[BEGIN]

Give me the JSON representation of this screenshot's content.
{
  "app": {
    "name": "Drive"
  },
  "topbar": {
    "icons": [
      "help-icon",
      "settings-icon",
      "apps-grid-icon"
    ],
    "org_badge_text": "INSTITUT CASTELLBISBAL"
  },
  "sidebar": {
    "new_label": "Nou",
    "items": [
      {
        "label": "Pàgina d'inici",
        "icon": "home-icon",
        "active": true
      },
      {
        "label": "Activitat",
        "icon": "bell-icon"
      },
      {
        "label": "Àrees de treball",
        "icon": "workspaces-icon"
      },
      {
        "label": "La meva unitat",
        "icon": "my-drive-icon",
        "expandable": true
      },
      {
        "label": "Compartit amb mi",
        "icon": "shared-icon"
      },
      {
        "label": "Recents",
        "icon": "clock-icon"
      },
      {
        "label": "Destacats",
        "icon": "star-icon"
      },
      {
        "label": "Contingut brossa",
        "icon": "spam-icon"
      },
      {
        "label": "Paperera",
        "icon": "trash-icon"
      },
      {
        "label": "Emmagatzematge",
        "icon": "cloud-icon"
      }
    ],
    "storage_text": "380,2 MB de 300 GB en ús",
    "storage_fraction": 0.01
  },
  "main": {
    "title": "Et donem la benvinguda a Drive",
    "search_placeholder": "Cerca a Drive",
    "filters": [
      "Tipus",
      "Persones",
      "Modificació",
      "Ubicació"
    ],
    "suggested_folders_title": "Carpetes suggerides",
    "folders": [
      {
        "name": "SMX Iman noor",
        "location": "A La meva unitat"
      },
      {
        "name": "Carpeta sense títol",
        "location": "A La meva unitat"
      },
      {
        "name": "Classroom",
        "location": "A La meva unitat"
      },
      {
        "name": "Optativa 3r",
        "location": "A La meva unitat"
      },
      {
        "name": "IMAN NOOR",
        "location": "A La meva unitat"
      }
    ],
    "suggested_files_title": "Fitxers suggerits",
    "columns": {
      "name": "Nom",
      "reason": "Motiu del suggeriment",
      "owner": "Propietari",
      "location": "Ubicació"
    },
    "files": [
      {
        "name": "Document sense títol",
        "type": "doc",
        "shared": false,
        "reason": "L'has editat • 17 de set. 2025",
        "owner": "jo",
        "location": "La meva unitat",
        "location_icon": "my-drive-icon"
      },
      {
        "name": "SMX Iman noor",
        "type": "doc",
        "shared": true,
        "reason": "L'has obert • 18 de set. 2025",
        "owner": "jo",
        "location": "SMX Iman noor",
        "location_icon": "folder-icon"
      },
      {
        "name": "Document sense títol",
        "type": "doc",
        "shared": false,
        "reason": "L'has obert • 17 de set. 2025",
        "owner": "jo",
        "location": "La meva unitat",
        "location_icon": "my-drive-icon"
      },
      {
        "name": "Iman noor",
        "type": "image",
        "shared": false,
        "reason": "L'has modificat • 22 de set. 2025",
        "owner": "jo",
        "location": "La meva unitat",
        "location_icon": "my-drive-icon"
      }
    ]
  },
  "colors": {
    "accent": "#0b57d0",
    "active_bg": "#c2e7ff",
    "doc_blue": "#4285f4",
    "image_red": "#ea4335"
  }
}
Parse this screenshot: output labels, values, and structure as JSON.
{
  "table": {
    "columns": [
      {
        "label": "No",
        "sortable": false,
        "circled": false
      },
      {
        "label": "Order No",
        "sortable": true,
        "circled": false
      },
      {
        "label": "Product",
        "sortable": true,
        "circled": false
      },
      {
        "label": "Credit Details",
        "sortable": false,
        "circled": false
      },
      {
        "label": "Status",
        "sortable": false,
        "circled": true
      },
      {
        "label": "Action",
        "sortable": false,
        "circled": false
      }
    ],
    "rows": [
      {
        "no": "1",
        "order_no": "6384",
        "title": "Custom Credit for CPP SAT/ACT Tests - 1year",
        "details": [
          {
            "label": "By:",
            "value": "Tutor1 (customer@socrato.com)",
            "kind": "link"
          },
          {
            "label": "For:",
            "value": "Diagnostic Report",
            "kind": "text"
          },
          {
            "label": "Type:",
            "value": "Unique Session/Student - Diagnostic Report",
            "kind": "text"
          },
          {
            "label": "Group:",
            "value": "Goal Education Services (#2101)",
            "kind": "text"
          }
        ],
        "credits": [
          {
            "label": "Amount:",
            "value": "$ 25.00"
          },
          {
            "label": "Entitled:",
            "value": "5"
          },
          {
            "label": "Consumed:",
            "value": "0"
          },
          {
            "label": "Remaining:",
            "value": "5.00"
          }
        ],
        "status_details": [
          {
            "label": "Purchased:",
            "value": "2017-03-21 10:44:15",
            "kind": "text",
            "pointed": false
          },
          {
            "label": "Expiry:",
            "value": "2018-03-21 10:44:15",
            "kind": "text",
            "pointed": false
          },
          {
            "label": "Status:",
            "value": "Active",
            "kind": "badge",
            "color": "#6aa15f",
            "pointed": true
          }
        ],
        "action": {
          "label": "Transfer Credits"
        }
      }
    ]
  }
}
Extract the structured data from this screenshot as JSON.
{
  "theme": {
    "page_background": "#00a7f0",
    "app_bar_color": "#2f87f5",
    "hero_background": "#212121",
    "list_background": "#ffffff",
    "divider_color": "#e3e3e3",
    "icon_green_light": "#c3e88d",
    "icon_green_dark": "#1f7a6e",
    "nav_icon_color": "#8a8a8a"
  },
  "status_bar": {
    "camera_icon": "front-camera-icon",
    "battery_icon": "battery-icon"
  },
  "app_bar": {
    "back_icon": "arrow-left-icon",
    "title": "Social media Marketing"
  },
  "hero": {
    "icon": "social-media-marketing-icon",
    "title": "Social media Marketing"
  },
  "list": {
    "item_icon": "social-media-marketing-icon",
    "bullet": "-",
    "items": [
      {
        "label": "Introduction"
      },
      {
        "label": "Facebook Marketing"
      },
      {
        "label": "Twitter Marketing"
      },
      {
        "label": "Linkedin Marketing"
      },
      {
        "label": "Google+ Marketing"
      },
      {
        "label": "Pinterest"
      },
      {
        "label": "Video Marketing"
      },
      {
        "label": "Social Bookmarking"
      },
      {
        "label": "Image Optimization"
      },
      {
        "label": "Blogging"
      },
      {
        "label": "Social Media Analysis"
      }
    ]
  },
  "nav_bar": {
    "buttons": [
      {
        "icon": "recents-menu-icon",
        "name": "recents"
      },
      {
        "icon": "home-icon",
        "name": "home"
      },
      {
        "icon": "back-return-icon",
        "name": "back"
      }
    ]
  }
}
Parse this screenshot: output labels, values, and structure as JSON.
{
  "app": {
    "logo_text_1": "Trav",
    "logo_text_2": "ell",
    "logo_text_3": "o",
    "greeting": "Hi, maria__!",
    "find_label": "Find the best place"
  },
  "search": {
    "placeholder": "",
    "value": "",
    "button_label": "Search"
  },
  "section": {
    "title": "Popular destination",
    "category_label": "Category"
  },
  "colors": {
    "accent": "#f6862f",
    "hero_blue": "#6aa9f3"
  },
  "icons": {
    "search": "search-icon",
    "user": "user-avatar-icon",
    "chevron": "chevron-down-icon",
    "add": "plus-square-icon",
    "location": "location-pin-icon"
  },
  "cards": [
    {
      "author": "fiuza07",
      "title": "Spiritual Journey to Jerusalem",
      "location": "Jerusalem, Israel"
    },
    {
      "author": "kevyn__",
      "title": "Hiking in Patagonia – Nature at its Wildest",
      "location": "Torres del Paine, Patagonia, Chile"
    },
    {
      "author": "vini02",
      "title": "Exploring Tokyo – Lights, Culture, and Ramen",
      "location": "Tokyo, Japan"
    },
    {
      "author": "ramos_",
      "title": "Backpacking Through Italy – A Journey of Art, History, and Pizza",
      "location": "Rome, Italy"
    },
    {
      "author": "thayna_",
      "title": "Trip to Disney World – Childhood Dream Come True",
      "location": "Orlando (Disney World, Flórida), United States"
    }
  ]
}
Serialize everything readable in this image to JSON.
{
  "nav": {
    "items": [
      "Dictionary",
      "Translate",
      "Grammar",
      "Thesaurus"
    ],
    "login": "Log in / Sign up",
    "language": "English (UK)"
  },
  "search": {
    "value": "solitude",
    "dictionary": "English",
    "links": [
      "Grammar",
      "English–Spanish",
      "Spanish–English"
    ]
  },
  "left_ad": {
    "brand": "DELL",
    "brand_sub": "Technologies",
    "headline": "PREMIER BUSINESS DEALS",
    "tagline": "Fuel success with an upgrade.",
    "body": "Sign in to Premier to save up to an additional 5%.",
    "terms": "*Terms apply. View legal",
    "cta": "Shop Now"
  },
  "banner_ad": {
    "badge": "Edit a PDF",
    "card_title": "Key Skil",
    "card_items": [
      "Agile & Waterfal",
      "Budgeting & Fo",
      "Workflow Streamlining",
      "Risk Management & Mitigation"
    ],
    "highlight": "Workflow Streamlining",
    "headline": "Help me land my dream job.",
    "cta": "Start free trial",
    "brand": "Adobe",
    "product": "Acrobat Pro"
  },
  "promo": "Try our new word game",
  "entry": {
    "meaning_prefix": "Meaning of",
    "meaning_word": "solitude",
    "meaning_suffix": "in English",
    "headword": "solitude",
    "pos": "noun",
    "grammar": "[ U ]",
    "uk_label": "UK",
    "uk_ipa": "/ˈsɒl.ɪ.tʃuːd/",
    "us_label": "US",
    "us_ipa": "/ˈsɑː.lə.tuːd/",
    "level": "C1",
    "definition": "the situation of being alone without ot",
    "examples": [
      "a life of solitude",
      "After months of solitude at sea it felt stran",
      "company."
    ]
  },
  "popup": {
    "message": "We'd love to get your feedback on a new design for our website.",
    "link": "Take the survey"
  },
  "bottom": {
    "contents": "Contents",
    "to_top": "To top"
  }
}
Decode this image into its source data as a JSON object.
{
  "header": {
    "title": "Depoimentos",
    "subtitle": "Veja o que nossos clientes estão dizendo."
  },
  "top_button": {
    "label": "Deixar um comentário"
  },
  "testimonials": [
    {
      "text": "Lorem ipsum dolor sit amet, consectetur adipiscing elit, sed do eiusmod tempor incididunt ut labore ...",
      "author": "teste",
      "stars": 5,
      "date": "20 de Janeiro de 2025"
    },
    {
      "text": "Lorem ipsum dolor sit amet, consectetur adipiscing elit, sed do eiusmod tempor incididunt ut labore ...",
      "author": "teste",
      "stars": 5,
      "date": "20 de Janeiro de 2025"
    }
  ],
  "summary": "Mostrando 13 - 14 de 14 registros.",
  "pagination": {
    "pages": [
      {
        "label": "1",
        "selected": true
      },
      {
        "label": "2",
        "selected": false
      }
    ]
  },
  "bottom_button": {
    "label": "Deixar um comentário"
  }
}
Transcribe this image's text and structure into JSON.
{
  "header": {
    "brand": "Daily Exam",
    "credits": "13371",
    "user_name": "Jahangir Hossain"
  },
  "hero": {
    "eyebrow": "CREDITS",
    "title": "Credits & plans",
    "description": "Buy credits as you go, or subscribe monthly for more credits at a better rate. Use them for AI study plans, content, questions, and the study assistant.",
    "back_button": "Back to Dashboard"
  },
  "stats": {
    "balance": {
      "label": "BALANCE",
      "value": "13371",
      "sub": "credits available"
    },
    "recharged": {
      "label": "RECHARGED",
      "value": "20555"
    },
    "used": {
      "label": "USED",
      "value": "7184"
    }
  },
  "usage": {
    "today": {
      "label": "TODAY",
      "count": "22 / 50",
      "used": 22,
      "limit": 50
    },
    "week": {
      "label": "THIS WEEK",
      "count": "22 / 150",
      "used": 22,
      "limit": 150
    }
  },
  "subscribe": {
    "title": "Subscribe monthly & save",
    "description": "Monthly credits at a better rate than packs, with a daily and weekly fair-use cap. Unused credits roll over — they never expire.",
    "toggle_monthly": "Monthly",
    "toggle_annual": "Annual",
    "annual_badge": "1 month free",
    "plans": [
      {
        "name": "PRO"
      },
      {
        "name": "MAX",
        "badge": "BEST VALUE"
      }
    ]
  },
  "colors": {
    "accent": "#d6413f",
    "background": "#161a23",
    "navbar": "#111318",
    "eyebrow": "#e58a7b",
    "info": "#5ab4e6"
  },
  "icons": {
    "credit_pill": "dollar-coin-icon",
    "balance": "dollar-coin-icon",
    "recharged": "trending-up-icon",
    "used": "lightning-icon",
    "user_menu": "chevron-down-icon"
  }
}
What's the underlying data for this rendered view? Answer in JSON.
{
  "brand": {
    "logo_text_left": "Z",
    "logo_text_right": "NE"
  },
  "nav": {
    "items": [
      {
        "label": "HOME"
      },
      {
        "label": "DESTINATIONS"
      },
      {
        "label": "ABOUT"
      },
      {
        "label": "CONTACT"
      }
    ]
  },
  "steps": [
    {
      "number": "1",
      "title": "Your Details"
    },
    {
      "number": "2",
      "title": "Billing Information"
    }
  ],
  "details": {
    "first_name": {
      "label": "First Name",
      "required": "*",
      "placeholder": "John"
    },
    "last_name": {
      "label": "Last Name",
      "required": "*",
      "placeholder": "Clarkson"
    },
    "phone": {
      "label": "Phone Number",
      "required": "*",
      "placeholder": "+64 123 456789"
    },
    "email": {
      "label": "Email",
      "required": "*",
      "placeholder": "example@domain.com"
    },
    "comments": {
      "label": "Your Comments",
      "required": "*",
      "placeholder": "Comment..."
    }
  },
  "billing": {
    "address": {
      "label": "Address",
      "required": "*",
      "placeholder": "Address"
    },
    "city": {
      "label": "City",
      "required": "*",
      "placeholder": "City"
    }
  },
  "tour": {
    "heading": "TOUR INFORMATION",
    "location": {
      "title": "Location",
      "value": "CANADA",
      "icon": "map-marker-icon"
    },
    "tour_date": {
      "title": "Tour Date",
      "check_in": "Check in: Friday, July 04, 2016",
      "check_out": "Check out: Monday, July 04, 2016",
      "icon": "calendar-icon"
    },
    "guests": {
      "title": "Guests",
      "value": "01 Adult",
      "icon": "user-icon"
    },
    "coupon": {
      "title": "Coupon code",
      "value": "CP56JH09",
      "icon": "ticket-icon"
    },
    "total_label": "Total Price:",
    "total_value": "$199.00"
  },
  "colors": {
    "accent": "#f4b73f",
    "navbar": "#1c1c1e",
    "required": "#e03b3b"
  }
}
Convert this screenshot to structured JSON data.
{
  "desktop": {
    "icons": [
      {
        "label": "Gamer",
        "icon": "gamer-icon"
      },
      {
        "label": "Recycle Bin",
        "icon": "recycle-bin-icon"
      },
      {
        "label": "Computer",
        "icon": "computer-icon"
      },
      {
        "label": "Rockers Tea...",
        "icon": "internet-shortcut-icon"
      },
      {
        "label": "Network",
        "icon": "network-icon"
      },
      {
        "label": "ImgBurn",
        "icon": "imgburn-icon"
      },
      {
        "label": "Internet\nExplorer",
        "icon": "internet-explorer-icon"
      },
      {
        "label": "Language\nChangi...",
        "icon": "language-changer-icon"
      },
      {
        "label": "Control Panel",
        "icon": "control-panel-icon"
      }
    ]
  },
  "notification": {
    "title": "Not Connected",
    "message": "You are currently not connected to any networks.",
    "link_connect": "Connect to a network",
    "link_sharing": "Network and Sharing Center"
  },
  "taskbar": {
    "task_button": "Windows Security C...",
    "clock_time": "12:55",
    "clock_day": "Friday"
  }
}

[END]

→ **EXERCISE DESCRIPTION**
Starting with the line that contains "Convert this screenshot", output every line through the end of the listing above, unchanged.

→ **WRITTEN ANSWER**
Convert this screenshot to structured JSON data.
{
  "desktop": {
    "icons": [
      {
        "label": "Gamer",
        "icon": "gamer-icon"
      },
      {
        "label": "Recycle Bin",
        "icon": "recycle-bin-icon"
      },
      {
        "label": "Computer",
        "icon": "computer-icon"
      },
      {
        "label": "Rockers Tea...",
        "icon": "internet-shortcut-icon"
      },
      {
        "label": "Network",
        "icon": "network-icon"
      },
      {
        "label": "ImgBurn",
        "icon": "imgburn-icon"
      },
      {
        "label": "Internet\nExplorer",
        "icon": "internet-explorer-icon"
      },
      {
        "label": "Language\nChangi...",
        "icon": "language-changer-icon"
      },
      {
        "label": "Control Panel",
        "icon": "control-panel-icon"
      }
    ]
  },
  "notification": {
    "title": "Not Connected",
    "message": "You are currently not connected to any networks.",
    "link_connect": "Connect to a network",
    "link_sharing": "Network and Sharing Center"
  },
  "taskbar": {
    "task_button": "Windows Security C...",
    "clock_time": "12:55",
    "clock_day": "Friday"
  }
}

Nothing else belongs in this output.